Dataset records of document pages
Content starts
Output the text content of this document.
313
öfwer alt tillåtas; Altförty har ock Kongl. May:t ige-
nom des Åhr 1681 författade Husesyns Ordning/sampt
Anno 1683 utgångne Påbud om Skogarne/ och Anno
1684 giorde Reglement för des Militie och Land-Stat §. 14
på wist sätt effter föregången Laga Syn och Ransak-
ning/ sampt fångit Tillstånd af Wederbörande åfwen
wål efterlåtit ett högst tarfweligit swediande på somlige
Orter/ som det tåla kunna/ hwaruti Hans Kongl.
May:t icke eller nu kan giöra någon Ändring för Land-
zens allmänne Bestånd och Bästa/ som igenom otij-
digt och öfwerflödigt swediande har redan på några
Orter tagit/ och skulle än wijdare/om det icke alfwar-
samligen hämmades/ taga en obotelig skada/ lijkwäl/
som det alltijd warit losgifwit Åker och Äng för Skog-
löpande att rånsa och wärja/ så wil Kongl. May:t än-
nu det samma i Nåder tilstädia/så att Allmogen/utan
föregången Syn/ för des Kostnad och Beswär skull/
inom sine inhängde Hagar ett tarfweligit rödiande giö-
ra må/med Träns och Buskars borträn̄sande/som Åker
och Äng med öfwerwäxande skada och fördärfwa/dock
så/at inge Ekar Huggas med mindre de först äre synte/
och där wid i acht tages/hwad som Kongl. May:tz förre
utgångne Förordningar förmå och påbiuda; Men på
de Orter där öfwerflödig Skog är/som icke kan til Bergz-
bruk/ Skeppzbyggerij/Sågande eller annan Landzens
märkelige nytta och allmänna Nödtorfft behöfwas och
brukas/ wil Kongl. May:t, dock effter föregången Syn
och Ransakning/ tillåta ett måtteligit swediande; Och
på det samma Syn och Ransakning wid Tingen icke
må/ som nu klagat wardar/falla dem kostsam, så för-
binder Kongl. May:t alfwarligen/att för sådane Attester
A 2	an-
Content ends
Content starts
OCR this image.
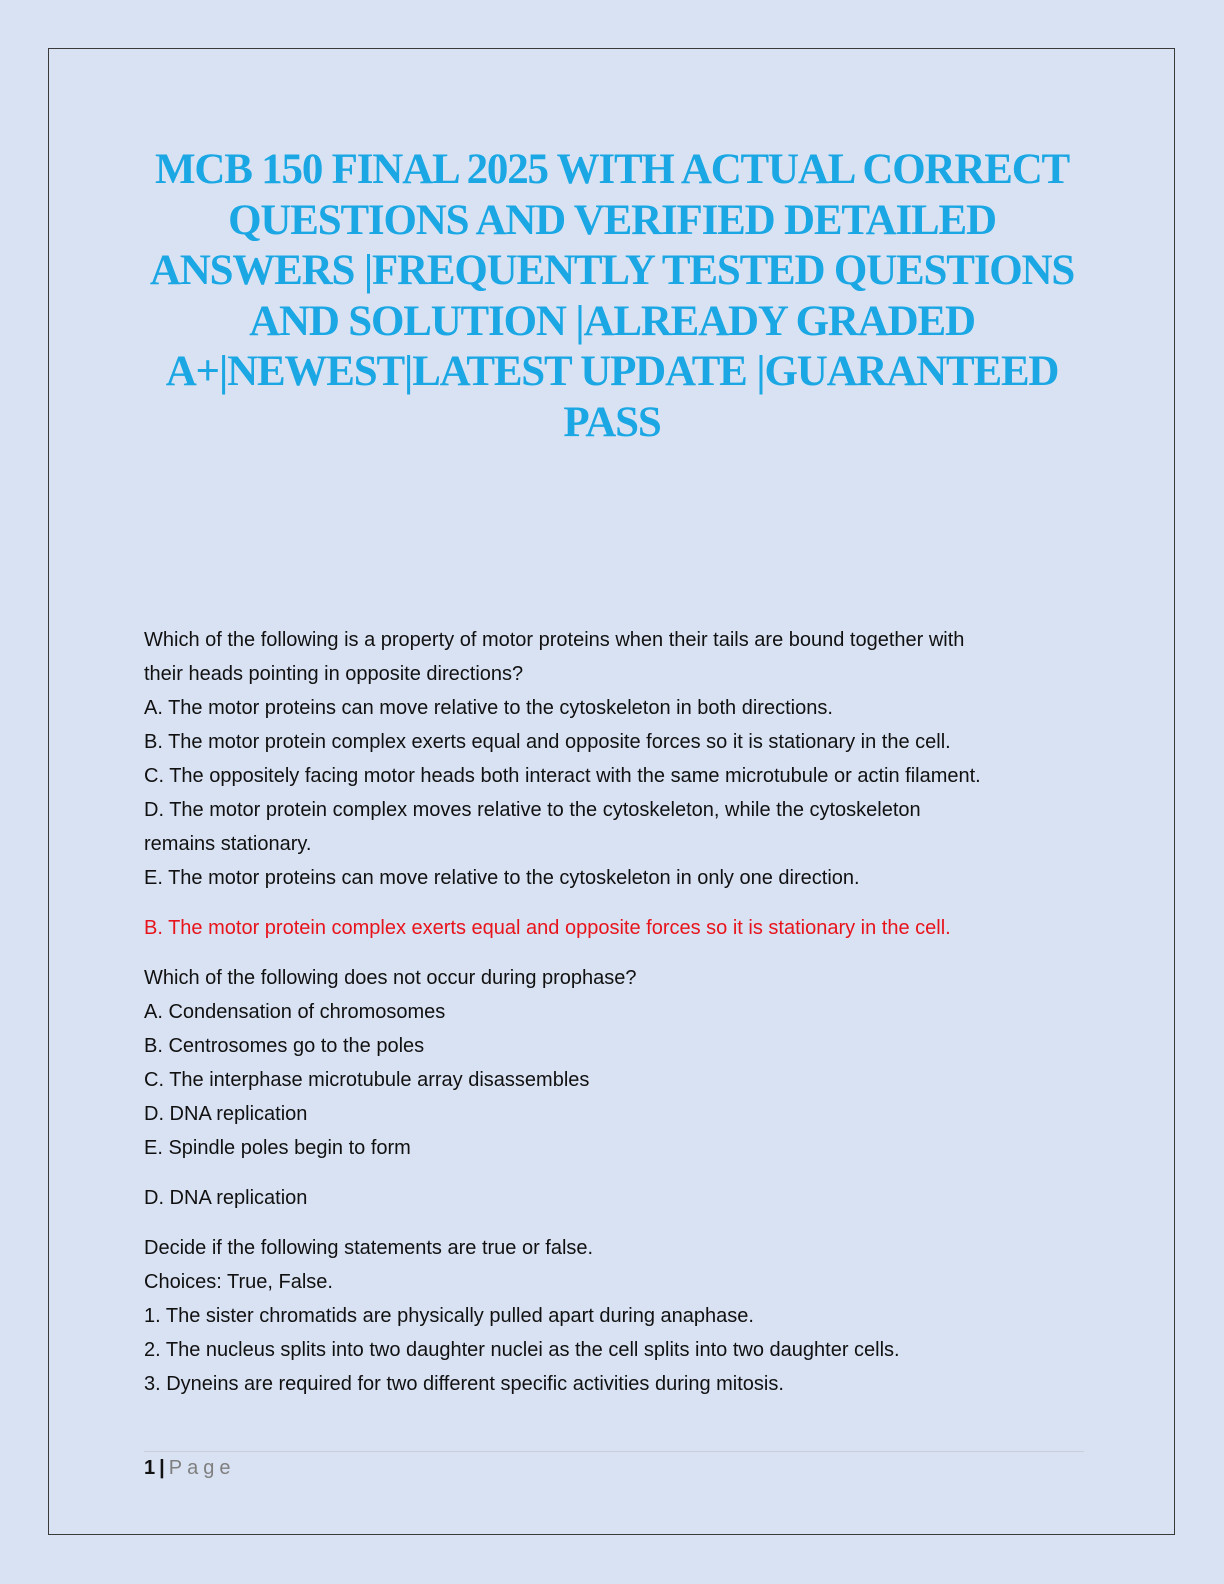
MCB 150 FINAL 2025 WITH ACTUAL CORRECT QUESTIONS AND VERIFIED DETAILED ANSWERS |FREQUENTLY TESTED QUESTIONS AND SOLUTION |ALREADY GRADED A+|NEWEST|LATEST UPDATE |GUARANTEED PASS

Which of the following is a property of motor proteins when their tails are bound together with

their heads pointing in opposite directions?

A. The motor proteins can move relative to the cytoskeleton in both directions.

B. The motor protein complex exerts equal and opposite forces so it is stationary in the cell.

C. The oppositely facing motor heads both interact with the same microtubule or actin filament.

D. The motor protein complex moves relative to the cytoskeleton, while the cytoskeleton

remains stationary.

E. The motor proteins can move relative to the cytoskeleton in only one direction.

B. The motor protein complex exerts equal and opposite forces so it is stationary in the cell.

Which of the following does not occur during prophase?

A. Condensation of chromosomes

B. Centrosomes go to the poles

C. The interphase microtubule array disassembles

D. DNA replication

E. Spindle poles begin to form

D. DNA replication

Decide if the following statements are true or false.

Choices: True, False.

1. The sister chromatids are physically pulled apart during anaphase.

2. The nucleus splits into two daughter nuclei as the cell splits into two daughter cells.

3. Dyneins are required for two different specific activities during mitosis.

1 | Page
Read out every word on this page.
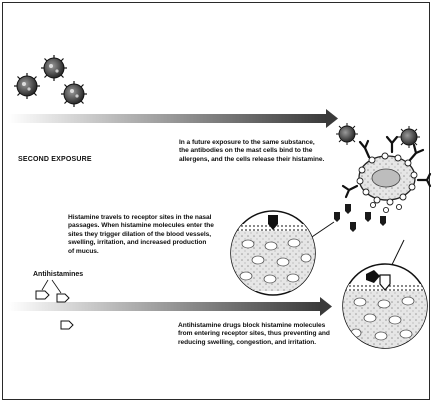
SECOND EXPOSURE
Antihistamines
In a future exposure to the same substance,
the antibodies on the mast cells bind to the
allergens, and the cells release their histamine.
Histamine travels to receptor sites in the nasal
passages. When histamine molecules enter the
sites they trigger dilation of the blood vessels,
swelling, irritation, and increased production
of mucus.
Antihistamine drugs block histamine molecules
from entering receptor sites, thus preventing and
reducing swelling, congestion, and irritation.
Content ends
● **WORK TO BE COMPLETED**: Look for the string "tarfweligit" in the data above and return every line that has it.

● **YOUR RESPONSE**:
wål efterlåtit ett högst tarfweligit swediande på somlige
inom sine inhängde Hagar ett tarfweligit rödiande giö-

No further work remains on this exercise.